The records below are to be repeated in full, exactly as they are.
---------------
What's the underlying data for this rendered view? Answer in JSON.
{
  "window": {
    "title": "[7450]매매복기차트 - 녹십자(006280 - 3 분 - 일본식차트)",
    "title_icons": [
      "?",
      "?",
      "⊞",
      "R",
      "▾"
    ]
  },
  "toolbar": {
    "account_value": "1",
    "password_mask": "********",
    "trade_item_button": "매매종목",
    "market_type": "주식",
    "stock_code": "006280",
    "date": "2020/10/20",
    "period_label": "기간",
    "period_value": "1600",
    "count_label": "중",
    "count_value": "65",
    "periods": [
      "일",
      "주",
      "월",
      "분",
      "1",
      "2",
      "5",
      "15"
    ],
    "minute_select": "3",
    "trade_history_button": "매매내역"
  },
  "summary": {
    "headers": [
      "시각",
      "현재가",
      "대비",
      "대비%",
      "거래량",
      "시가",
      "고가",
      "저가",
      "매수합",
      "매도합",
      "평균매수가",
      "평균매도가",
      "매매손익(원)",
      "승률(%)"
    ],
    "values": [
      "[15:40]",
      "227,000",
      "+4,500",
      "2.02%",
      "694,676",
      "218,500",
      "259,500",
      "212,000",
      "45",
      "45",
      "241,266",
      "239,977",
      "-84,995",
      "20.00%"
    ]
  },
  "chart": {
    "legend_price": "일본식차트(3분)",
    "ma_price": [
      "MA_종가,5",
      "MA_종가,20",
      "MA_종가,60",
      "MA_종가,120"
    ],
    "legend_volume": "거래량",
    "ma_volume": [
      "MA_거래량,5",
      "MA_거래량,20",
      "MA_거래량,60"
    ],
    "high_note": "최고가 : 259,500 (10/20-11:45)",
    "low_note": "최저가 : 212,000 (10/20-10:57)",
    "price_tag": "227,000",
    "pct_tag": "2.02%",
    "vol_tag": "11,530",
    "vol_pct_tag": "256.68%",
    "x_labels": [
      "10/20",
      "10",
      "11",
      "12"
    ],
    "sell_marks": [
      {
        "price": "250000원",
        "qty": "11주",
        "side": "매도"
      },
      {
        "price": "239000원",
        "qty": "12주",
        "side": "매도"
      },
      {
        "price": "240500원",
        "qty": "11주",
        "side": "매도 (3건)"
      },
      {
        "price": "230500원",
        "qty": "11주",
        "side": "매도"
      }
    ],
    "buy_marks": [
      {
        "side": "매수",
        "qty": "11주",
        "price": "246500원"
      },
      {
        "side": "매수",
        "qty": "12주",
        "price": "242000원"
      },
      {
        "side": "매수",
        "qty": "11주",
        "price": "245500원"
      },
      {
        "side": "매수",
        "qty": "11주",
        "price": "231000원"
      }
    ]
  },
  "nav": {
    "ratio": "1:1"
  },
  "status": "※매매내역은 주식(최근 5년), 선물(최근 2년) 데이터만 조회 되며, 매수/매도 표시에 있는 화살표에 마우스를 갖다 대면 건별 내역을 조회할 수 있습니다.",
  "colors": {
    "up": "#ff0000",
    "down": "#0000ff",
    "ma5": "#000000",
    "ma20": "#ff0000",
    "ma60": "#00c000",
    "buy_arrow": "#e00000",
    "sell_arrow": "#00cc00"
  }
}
---------------
Response below:
What's the underlying data for this rendered view? Answer in JSON.
{
  "window": {
    "title": "[7450]매매복기차트 - 녹십자(006280 - 3 분 - 일본식차트)",
    "title_icons": [
      "?",
      "?",
      "⊞",
      "R",
      "▾"
    ]
  },
  "toolbar": {
    "account_value": "1",
    "password_mask": "********",
    "trade_item_button": "매매종목",
    "market_type": "주식",
    "stock_code": "006280",
    "date": "2020/10/20",
    "period_label": "기간",
    "period_value": "1600",
    "count_label": "중",
    "count_value": "65",
    "periods": [
      "일",
      "주",
      "월",
      "분",
      "1",
      "2",
      "5",
      "15"
    ],
    "minute_select": "3",
    "trade_history_button": "매매내역"
  },
  "summary": {
    "headers": [
      "시각",
      "현재가",
      "대비",
      "대비%",
      "거래량",
      "시가",
      "고가",
      "저가",
      "매수합",
      "매도합",
      "평균매수가",
      "평균매도가",
      "매매손익(원)",
      "승률(%)"
    ],
    "values": [
      "[15:40]",
      "227,000",
      "+4,500",
      "2.02%",
      "694,676",
      "218,500",
      "259,500",
      "212,000",
      "45",
      "45",
      "241,266",
      "239,977",
      "-84,995",
      "20.00%"
    ]
  },
  "chart": {
    "legend_price": "일본식차트(3분)",
    "ma_price": [
      "MA_종가,5",
      "MA_종가,20",
      "MA_종가,60",
      "MA_종가,120"
    ],
    "legend_volume": "거래량",
    "ma_volume": [
      "MA_거래량,5",
      "MA_거래량,20",
      "MA_거래량,60"
    ],
    "high_note": "최고가 : 259,500 (10/20-11:45)",
    "low_note": "최저가 : 212,000 (10/20-10:57)",
    "price_tag": "227,000",
    "pct_tag": "2.02%",
    "vol_tag": "11,530",
    "vol_pct_tag": "256.68%",
    "x_labels": [
      "10/20",
      "10",
      "11",
      "12"
    ],
    "sell_marks": [
      {
        "price": "250000원",
        "qty": "11주",
        "side": "매도"
      },
      {
        "price": "239000원",
        "qty": "12주",
        "side": "매도"
      },
      {
        "price": "240500원",
        "qty": "11주",
        "side": "매도 (3건)"
      },
      {
        "price": "230500원",
        "qty": "11주",
        "side": "매도"
      }
    ],
    "buy_marks": [
      {
        "side": "매수",
        "qty": "11주",
        "price": "246500원"
      },
      {
        "side": "매수",
        "qty": "12주",
        "price": "242000원"
      },
      {
        "side": "매수",
        "qty": "11주",
        "price": "245500원"
      },
      {
        "side": "매수",
        "qty": "11주",
        "price": "231000원"
      }
    ]
  },
  "nav": {
    "ratio": "1:1"
  },
  "status": "※매매내역은 주식(최근 5년), 선물(최근 2년) 데이터만 조회 되며, 매수/매도 표시에 있는 화살표에 마우스를 갖다 대면 건별 내역을 조회할 수 있습니다.",
  "colors": {
    "up": "#ff0000",
    "down": "#0000ff",
    "ma5": "#000000",
    "ma20": "#ff0000",
    "ma60": "#00c000",
    "buy_arrow": "#e00000",
    "sell_arrow": "#00cc00"
  }
}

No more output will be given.